- [SUPPLIED INFORMATION]
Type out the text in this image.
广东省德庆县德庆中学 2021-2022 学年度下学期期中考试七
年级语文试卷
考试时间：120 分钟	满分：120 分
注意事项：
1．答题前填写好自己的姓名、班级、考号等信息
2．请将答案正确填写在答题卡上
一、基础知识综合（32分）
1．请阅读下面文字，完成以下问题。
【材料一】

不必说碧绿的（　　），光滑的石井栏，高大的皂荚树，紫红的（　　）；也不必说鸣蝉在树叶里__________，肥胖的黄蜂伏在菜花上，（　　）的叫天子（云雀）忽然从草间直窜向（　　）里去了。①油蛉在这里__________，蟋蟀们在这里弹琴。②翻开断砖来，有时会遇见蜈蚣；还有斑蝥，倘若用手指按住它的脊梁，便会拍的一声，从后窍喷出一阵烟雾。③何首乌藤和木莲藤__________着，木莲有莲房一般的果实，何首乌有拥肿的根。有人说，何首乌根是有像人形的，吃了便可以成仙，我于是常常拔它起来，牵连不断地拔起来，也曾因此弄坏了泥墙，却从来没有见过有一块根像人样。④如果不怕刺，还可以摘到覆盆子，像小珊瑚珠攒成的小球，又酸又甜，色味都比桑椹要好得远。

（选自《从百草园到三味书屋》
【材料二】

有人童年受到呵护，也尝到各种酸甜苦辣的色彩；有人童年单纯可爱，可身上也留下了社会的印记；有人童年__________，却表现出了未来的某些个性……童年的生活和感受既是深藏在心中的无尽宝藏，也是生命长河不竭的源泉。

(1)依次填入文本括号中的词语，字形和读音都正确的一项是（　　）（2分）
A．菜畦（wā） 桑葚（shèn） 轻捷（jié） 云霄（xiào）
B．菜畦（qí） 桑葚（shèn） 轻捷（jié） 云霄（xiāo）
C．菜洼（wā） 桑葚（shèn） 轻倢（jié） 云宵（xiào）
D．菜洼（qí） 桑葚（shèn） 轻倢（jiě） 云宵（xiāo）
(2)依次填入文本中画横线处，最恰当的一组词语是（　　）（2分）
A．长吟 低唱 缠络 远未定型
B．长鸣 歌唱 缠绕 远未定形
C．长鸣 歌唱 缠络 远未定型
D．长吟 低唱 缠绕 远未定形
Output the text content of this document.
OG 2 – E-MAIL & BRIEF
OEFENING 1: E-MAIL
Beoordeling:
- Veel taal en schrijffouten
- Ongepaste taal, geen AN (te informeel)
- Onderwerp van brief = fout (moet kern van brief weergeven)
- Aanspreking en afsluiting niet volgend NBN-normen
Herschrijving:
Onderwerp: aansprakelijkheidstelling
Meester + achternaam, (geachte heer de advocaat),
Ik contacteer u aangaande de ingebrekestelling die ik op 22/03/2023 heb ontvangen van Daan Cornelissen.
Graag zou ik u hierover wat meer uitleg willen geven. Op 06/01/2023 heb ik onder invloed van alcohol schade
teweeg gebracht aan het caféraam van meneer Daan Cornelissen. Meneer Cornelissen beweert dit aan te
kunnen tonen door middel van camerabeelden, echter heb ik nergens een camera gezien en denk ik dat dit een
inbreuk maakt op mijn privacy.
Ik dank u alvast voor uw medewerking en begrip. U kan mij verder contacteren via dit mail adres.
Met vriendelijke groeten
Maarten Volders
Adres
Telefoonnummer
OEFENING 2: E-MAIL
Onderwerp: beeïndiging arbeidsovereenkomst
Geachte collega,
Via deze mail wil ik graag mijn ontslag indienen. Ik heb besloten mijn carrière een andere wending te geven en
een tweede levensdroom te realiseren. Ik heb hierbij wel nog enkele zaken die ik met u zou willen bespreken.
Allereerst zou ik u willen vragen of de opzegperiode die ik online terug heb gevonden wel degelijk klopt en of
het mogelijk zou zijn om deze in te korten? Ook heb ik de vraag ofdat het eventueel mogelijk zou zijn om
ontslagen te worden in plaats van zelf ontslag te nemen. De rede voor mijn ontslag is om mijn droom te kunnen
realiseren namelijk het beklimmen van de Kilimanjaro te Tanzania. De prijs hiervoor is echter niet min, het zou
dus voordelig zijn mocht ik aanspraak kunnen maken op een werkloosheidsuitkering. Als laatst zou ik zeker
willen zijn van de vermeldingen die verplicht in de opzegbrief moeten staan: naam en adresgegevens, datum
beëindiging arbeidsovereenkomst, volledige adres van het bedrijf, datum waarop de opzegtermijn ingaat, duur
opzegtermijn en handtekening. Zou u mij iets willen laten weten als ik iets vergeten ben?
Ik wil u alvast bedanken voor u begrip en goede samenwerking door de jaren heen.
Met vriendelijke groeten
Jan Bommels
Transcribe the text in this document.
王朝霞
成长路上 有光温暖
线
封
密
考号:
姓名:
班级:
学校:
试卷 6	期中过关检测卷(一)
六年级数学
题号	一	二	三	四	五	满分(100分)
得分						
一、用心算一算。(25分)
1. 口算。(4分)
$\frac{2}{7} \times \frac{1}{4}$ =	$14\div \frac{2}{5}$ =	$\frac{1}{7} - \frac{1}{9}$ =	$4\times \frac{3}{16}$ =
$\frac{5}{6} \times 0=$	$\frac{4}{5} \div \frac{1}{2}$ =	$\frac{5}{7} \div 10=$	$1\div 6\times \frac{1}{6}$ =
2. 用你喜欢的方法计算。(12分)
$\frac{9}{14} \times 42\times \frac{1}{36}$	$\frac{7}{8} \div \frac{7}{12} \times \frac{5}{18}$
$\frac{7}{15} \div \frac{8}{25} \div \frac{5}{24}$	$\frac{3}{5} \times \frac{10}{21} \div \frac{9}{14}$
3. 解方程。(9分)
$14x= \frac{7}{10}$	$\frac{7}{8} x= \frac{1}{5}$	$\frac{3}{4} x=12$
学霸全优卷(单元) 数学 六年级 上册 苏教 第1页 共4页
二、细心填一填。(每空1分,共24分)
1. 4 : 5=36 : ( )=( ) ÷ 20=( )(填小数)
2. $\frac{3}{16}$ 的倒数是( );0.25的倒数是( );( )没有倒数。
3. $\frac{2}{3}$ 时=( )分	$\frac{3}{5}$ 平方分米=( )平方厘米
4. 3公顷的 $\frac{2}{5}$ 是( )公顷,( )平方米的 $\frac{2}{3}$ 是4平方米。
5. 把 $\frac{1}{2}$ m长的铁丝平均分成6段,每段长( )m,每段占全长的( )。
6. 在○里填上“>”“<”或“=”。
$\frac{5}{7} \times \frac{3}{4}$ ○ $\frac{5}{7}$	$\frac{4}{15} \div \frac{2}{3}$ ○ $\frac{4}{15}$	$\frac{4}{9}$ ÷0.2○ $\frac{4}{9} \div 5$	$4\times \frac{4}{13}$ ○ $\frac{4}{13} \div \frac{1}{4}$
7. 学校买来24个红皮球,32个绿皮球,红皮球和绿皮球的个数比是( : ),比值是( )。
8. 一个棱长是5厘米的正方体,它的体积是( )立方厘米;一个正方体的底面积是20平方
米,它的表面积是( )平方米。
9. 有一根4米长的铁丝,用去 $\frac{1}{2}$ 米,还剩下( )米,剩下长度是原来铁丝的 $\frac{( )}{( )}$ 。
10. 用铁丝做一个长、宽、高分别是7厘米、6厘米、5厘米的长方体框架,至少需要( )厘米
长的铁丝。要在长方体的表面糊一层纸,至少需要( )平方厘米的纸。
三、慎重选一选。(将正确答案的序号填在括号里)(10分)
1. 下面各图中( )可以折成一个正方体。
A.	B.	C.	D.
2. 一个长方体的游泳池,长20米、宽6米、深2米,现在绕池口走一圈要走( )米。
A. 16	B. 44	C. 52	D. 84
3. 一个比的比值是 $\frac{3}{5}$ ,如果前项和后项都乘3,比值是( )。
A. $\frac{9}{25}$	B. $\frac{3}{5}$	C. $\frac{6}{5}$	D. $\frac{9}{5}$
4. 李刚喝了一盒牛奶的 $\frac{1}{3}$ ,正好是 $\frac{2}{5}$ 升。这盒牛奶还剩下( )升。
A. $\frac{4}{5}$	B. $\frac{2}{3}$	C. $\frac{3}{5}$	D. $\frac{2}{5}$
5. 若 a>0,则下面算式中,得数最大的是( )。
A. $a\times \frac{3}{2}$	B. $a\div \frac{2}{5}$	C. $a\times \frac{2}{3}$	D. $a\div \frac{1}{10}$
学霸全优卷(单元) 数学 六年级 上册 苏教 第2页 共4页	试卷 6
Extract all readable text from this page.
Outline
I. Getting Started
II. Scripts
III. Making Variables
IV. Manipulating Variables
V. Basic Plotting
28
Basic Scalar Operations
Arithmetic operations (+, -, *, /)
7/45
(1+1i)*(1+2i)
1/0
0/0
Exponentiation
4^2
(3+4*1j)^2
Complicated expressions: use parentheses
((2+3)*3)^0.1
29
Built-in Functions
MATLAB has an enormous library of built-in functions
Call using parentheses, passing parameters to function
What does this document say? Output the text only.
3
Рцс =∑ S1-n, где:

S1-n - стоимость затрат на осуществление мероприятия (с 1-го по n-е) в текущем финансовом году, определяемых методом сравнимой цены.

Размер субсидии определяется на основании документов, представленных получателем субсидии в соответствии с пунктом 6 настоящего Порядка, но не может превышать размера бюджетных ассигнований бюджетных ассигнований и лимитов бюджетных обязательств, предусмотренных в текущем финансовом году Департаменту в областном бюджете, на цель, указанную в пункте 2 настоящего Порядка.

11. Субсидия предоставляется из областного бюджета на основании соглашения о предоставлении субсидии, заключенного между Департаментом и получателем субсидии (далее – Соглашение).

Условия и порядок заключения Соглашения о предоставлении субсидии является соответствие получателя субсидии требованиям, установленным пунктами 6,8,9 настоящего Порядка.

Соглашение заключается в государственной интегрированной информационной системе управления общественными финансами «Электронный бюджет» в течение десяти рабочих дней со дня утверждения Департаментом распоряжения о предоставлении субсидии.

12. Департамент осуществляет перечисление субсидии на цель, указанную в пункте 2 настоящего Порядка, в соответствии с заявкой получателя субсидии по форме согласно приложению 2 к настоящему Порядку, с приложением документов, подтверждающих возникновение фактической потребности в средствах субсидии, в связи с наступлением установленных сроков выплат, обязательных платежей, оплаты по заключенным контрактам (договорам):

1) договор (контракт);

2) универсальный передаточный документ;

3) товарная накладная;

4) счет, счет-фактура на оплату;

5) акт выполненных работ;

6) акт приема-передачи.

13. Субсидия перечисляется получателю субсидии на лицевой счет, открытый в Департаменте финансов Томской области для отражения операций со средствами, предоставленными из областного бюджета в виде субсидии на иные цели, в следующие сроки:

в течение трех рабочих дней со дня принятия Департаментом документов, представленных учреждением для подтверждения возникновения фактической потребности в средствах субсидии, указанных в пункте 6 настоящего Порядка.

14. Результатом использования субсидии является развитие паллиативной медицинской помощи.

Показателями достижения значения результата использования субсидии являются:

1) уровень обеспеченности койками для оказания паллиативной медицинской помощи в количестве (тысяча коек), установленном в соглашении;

- [WRITTEN INSTRUCTION] What number of lines in the records contain the word "использования"? Answer with that number alone.

- [ANSWER TO THIS TASK] 2